Reproduce the data word for word from its first line through the line containing "- page-title: 国旗下讲话端午节教育: [199, 84, 400, 106]", including both of those lines.

(Rows from a layout dataset)

+++

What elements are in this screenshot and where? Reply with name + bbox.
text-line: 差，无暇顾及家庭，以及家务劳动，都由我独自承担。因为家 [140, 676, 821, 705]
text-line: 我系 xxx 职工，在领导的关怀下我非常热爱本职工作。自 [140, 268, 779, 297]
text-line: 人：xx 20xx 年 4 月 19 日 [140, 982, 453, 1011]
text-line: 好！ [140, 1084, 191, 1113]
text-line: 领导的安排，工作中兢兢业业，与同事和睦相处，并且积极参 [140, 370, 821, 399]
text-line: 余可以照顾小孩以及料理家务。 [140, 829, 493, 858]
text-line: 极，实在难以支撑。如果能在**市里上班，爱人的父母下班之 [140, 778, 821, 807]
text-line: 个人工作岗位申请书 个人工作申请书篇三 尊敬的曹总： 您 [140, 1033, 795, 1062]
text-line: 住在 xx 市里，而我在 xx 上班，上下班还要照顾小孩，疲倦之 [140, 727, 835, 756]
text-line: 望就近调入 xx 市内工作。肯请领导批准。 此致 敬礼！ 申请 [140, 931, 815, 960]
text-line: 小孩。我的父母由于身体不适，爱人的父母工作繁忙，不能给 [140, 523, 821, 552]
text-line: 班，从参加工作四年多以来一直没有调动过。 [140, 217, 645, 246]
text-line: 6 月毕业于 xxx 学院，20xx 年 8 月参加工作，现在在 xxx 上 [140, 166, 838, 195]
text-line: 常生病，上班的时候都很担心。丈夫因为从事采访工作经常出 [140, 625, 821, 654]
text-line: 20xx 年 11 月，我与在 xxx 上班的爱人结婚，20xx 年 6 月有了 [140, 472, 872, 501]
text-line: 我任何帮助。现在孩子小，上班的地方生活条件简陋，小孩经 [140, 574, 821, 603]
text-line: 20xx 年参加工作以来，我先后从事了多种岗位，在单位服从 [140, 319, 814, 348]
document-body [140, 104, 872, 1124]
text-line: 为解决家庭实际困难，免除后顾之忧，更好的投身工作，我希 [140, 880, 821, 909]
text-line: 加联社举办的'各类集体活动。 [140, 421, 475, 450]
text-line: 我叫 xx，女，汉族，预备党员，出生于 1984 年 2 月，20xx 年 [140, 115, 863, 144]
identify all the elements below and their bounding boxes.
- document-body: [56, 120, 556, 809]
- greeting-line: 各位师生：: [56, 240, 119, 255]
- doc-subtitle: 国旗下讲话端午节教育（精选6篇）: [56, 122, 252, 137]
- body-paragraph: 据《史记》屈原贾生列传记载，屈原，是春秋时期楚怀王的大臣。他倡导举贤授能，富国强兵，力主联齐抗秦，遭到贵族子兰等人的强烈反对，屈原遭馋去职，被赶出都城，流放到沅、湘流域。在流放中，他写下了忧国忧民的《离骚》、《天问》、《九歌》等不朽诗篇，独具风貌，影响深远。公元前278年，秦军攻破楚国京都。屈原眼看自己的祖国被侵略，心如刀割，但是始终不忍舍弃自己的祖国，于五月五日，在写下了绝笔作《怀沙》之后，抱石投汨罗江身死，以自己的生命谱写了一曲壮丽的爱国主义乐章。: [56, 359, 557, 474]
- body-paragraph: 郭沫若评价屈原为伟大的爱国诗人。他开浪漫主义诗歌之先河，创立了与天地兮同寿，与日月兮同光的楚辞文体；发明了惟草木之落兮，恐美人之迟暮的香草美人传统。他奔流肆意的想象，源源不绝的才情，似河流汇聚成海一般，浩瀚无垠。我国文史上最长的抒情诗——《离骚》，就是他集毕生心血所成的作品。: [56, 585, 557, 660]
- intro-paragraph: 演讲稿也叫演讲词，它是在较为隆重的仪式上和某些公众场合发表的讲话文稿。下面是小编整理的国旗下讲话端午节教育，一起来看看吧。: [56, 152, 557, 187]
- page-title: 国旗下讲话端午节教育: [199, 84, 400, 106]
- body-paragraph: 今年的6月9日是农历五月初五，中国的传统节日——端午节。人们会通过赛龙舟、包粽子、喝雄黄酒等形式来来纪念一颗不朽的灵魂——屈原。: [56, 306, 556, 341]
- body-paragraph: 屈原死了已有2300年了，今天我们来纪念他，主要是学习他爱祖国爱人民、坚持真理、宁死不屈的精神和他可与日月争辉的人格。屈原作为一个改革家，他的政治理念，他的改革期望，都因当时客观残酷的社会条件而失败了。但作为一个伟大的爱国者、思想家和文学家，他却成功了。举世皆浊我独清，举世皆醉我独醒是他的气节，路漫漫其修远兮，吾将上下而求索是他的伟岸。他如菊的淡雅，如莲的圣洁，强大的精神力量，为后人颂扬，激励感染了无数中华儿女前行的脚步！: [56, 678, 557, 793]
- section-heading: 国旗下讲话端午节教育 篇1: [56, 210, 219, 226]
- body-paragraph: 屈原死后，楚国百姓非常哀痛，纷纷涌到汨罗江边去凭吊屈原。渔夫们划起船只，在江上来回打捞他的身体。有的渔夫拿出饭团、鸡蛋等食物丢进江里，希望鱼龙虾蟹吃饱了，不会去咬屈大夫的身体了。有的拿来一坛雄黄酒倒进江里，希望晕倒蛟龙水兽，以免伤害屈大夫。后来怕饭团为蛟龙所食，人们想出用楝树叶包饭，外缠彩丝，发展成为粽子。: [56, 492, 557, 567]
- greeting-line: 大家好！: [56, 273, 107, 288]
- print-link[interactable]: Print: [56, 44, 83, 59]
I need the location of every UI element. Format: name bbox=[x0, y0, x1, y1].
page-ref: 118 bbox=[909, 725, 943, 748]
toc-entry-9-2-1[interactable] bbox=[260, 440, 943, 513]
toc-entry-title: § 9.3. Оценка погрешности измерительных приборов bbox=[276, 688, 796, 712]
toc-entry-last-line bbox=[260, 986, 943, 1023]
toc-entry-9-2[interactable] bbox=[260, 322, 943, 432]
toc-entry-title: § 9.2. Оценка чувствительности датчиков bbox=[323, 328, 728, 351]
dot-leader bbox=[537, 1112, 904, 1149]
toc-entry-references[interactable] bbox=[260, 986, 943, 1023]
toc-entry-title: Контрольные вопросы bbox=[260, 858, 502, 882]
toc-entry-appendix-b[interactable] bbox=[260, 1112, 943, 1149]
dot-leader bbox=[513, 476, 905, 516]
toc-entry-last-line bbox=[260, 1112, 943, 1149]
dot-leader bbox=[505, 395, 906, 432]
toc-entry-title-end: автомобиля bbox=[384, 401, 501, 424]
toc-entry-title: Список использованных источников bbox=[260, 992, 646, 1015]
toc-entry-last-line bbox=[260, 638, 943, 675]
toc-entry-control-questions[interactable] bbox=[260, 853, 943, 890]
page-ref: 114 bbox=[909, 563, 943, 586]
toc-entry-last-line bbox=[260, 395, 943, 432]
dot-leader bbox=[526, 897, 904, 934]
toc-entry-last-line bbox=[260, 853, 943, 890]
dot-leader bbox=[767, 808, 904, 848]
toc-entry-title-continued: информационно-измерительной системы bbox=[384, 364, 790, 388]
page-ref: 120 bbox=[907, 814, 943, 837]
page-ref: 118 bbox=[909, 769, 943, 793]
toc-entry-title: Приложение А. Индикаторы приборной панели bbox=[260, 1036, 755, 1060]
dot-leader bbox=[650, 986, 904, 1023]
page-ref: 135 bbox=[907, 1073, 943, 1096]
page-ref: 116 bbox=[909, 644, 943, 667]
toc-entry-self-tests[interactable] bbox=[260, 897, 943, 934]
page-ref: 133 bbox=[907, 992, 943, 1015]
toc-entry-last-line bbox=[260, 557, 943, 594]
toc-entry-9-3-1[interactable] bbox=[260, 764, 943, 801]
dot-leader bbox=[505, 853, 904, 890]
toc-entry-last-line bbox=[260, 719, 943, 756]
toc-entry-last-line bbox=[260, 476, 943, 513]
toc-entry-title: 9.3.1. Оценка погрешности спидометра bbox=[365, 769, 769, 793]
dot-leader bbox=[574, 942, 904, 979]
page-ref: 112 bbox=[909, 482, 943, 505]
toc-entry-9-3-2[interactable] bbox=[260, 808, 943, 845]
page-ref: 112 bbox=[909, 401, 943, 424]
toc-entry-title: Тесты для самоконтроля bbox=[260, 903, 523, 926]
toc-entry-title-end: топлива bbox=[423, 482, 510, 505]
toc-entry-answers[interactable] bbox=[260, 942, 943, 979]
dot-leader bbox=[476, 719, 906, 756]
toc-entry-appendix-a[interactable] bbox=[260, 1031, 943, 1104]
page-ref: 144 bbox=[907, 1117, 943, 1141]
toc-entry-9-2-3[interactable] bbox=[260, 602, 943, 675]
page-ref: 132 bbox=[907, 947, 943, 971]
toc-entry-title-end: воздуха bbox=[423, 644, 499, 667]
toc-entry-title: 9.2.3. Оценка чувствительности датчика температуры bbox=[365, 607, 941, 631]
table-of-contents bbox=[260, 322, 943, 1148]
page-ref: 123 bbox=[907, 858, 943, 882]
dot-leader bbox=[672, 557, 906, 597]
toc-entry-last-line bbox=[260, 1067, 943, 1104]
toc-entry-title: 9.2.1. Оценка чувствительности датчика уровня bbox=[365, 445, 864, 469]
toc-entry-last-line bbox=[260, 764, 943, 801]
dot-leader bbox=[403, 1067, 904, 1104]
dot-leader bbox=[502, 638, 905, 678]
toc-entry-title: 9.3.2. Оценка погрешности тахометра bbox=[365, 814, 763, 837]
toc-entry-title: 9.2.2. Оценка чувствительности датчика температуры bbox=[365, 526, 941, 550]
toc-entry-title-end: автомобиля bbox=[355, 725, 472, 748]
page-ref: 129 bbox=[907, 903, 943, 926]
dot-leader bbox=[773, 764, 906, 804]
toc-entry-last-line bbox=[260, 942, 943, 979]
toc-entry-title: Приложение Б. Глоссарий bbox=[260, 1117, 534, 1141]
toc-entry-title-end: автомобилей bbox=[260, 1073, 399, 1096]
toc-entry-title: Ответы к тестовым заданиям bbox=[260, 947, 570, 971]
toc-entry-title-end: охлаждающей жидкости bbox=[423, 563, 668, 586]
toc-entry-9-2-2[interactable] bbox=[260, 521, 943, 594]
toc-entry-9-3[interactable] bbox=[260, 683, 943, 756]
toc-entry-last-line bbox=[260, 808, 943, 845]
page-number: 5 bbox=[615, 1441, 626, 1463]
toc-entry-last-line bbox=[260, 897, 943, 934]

+++

** COMPLETE ANSWER **
What elements are in this screenshot and where? Reply with name + bbox.
text-line: 差，无暇顾及家庭，以及家务劳动，都由我独自承担。因为家 [140, 676, 821, 705]
text-line: 我系 xxx 职工，在领导的关怀下我非常热爱本职工作。自 [140, 268, 779, 297]
text-line: 人：xx 20xx 年 4 月 19 日 [140, 982, 453, 1011]
text-line: 好！ [140, 1084, 191, 1113]
text-line: 领导的安排，工作中兢兢业业，与同事和睦相处，并且积极参 [140, 370, 821, 399]
text-line: 余可以照顾小孩以及料理家务。 [140, 829, 493, 858]
text-line: 极，实在难以支撑。如果能在**市里上班，爱人的父母下班之 [140, 778, 821, 807]
text-line: 个人工作岗位申请书 个人工作申请书篇三 尊敬的曹总： 您 [140, 1033, 795, 1062]
text-line: 住在 xx 市里，而我在 xx 上班，上下班还要照顾小孩，疲倦之 [140, 727, 835, 756]
text-line: 望就近调入 xx 市内工作。肯请领导批准。 此致 敬礼！ 申请 [140, 931, 815, 960]
text-line: 小孩。我的父母由于身体不适，爱人的父母工作繁忙，不能给 [140, 523, 821, 552]
text-line: 班，从参加工作四年多以来一直没有调动过。 [140, 217, 645, 246]
text-line: 6 月毕业于 xxx 学院，20xx 年 8 月参加工作，现在在 xxx 上 [140, 166, 838, 195]
text-line: 常生病，上班的时候都很担心。丈夫因为从事采访工作经常出 [140, 625, 821, 654]
text-line: 20xx 年 11 月，我与在 xxx 上班的爱人结婚，20xx 年 6 月有了 [140, 472, 872, 501]
text-line: 我任何帮助。现在孩子小，上班的地方生活条件简陋，小孩经 [140, 574, 821, 603]
text-line: 20xx 年参加工作以来，我先后从事了多种岗位，在单位服从 [140, 319, 814, 348]
document-body [140, 104, 872, 1124]
text-line: 为解决家庭实际困难，免除后顾之忧，更好的投身工作，我希 [140, 880, 821, 909]
text-line: 加联社举办的'各类集体活动。 [140, 421, 475, 450]
text-line: 我叫 xx，女，汉族，预备党员，出生于 1984 年 2 月，20xx 年 [140, 115, 863, 144]
identify all the elements below and their bounding boxes.
- document-body: [56, 120, 556, 809]
- greeting-line: 各位师生：: [56, 240, 119, 255]
- doc-subtitle: 国旗下讲话端午节教育（精选6篇）: [56, 122, 252, 137]
- body-paragraph: 据《史记》屈原贾生列传记载，屈原，是春秋时期楚怀王的大臣。他倡导举贤授能，富国强兵，力主联齐抗秦，遭到贵族子兰等人的强烈反对，屈原遭馋去职，被赶出都城，流放到沅、湘流域。在流放中，他写下了忧国忧民的《离骚》、《天问》、《九歌》等不朽诗篇，独具风貌，影响深远。公元前278年，秦军攻破楚国京都。屈原眼看自己的祖国被侵略，心如刀割，但是始终不忍舍弃自己的祖国，于五月五日，在写下了绝笔作《怀沙》之后，抱石投汨罗江身死，以自己的生命谱写了一曲壮丽的爱国主义乐章。: [56, 359, 557, 474]
- body-paragraph: 郭沫若评价屈原为伟大的爱国诗人。他开浪漫主义诗歌之先河，创立了与天地兮同寿，与日月兮同光的楚辞文体；发明了惟草木之落兮，恐美人之迟暮的香草美人传统。他奔流肆意的想象，源源不绝的才情，似河流汇聚成海一般，浩瀚无垠。我国文史上最长的抒情诗——《离骚》，就是他集毕生心血所成的作品。: [56, 585, 557, 660]
- intro-paragraph: 演讲稿也叫演讲词，它是在较为隆重的仪式上和某些公众场合发表的讲话文稿。下面是小编整理的国旗下讲话端午节教育，一起来看看吧。: [56, 152, 557, 187]
- page-title: 国旗下讲话端午节教育: [199, 84, 400, 106]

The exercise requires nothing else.